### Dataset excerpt
## start
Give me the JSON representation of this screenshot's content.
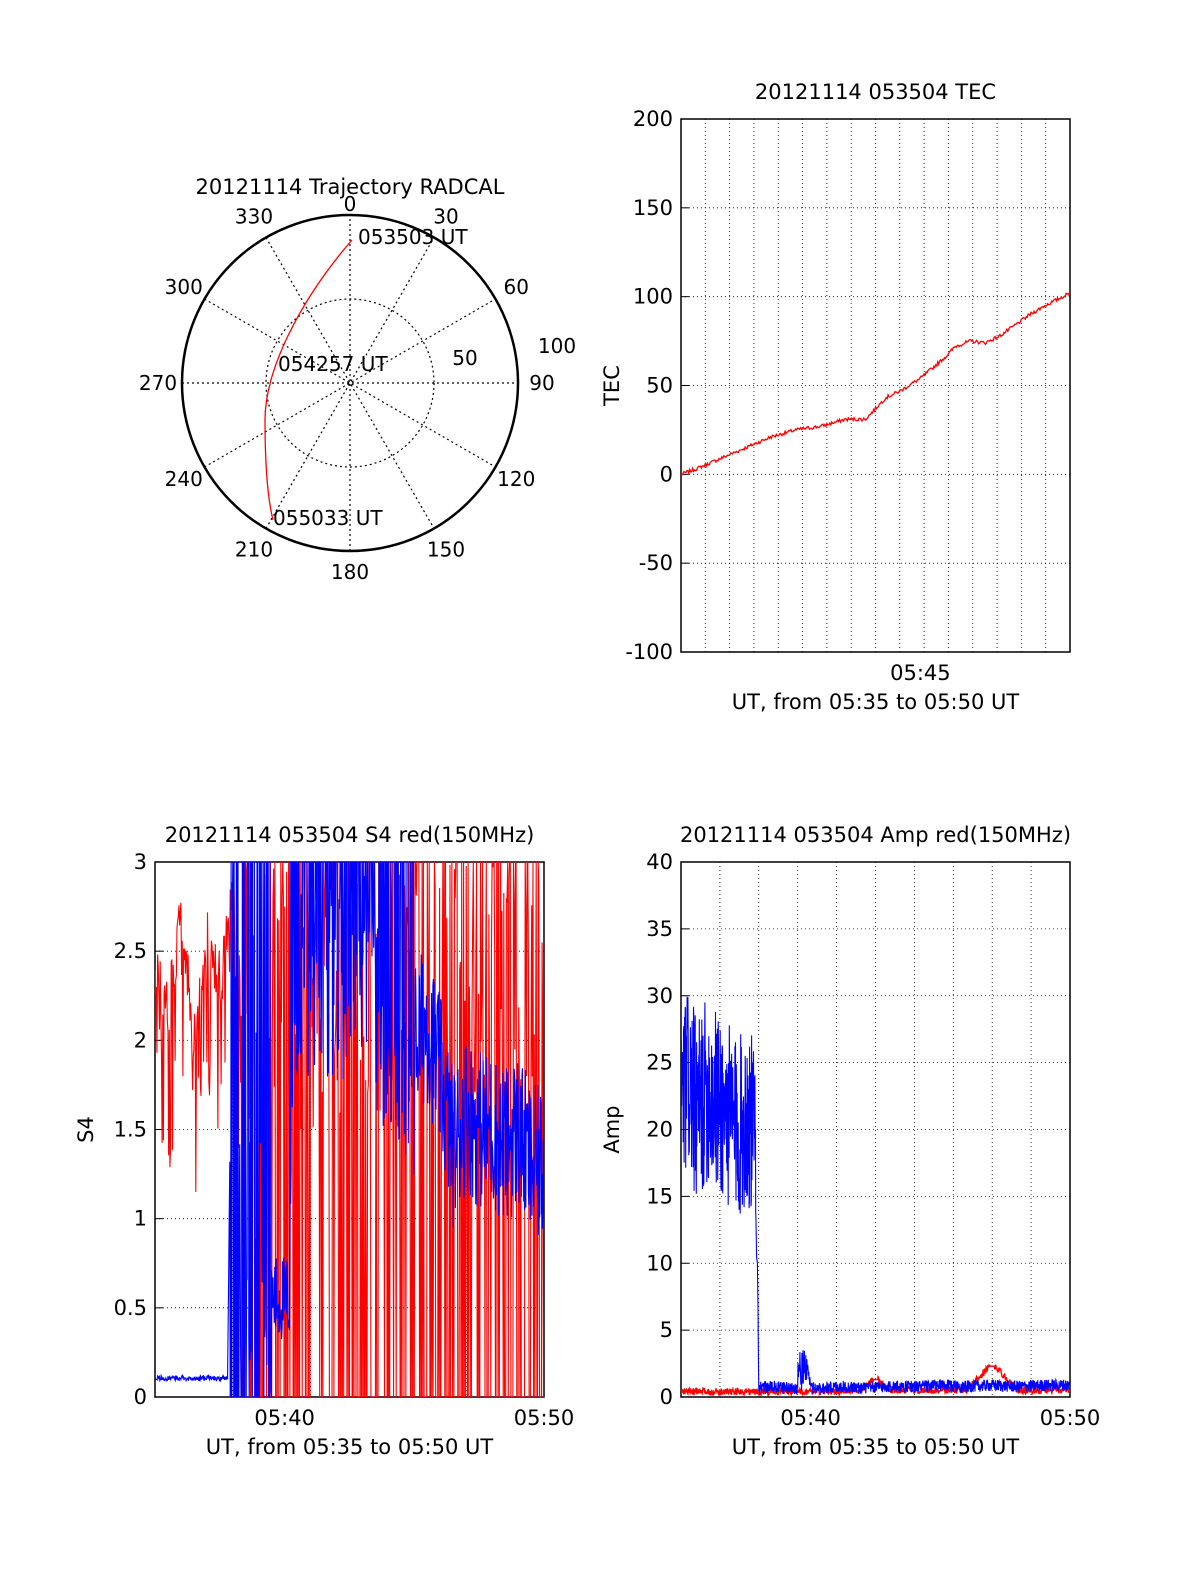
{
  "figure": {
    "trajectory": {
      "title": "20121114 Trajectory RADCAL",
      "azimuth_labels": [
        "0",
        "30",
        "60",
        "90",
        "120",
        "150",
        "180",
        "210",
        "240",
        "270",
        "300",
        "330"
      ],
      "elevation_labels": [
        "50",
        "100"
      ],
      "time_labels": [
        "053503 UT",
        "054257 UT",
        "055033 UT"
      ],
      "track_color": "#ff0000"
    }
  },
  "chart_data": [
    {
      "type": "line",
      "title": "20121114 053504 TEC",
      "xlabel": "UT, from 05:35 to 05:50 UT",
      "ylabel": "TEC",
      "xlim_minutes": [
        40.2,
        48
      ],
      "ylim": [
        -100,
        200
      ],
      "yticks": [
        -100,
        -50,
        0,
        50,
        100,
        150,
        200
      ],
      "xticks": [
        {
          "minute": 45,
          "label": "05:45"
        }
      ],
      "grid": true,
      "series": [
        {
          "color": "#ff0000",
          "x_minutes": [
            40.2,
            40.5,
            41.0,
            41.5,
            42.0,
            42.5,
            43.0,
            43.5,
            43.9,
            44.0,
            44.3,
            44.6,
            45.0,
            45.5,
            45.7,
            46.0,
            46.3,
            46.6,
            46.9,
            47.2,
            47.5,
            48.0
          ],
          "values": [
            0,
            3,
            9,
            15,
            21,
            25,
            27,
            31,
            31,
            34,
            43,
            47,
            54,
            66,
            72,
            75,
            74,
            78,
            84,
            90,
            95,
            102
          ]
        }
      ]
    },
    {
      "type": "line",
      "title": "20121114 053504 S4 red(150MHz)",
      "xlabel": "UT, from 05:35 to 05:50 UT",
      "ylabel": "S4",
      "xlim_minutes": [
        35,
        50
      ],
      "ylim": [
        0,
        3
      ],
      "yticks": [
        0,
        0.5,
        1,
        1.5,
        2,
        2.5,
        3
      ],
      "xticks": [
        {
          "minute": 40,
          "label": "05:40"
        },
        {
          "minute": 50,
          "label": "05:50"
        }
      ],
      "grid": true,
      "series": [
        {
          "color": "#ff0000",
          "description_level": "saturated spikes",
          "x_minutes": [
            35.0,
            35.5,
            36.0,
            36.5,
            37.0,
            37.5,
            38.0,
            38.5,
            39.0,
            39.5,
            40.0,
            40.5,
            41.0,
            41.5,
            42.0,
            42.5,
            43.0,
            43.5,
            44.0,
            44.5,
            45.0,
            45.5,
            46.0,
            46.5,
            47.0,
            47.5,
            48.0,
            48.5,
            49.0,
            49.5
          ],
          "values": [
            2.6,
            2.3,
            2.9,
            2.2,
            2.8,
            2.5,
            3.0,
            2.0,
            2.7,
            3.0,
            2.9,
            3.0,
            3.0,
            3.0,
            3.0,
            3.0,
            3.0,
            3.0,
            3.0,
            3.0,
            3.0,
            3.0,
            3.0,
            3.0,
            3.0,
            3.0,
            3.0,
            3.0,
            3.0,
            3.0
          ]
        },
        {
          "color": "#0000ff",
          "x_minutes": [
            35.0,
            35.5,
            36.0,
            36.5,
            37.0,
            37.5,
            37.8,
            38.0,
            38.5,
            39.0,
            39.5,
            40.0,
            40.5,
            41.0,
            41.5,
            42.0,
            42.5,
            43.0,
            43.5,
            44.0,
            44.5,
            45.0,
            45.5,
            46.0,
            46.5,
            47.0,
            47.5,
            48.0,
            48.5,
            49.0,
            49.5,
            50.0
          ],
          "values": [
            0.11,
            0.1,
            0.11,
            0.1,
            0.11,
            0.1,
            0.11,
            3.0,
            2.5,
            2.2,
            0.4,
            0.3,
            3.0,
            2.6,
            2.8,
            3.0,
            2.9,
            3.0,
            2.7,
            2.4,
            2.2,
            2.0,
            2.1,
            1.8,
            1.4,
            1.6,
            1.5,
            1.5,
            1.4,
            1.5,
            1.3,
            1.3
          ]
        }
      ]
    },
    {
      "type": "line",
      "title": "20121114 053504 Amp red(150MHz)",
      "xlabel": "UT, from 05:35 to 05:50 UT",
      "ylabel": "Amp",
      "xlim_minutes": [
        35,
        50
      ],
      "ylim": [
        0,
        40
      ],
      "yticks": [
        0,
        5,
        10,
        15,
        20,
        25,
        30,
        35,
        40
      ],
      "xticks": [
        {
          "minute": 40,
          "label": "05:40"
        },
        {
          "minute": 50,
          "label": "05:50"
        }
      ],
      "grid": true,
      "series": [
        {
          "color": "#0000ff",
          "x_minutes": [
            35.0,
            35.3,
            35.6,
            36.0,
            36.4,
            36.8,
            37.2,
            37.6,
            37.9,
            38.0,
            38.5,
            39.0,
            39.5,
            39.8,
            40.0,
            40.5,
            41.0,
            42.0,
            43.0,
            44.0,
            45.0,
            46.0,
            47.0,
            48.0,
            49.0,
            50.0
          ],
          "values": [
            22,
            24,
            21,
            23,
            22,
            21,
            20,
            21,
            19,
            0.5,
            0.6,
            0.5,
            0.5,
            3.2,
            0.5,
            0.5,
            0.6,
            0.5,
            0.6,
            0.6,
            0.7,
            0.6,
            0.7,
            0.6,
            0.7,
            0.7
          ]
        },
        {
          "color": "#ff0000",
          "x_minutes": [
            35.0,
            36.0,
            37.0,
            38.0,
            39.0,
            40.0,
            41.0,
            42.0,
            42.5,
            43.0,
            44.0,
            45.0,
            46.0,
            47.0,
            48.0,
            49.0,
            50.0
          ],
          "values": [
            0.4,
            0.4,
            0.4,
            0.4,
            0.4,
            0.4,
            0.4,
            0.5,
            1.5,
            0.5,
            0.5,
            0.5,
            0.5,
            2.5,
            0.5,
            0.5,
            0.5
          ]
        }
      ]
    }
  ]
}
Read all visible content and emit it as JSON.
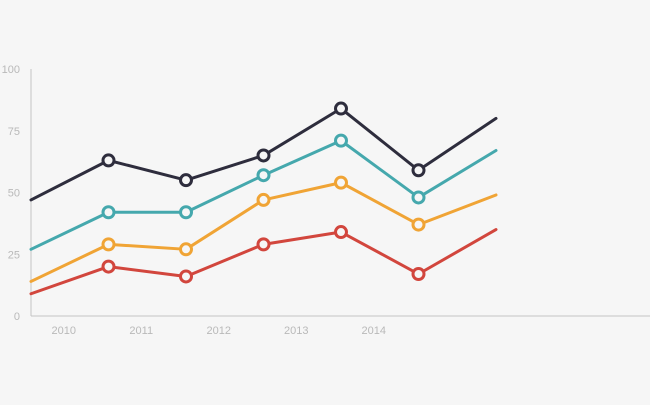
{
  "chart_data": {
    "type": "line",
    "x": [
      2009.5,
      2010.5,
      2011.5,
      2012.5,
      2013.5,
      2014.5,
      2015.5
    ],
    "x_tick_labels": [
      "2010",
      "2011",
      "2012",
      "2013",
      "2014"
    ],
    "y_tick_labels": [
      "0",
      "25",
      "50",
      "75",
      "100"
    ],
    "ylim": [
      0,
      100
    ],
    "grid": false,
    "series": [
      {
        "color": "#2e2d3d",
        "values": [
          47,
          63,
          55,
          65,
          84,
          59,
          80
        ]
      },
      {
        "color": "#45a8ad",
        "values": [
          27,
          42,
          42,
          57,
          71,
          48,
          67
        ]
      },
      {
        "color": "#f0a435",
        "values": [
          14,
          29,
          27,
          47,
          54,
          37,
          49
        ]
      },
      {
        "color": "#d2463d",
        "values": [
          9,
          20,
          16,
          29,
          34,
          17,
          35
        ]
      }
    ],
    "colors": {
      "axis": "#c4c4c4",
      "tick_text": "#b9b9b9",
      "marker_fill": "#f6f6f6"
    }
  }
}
## end
### SET EXERCISE
List all lines in the material containing the string "title".

### ANSWER FOR THIS EXERCISE
      "title": "20121114 Trajectory RADCAL",
      "title": "20121114 053504 TEC",
      "title": "20121114 053504 S4 red(150MHz)",
      "title": "20121114 053504 Amp red(150MHz)",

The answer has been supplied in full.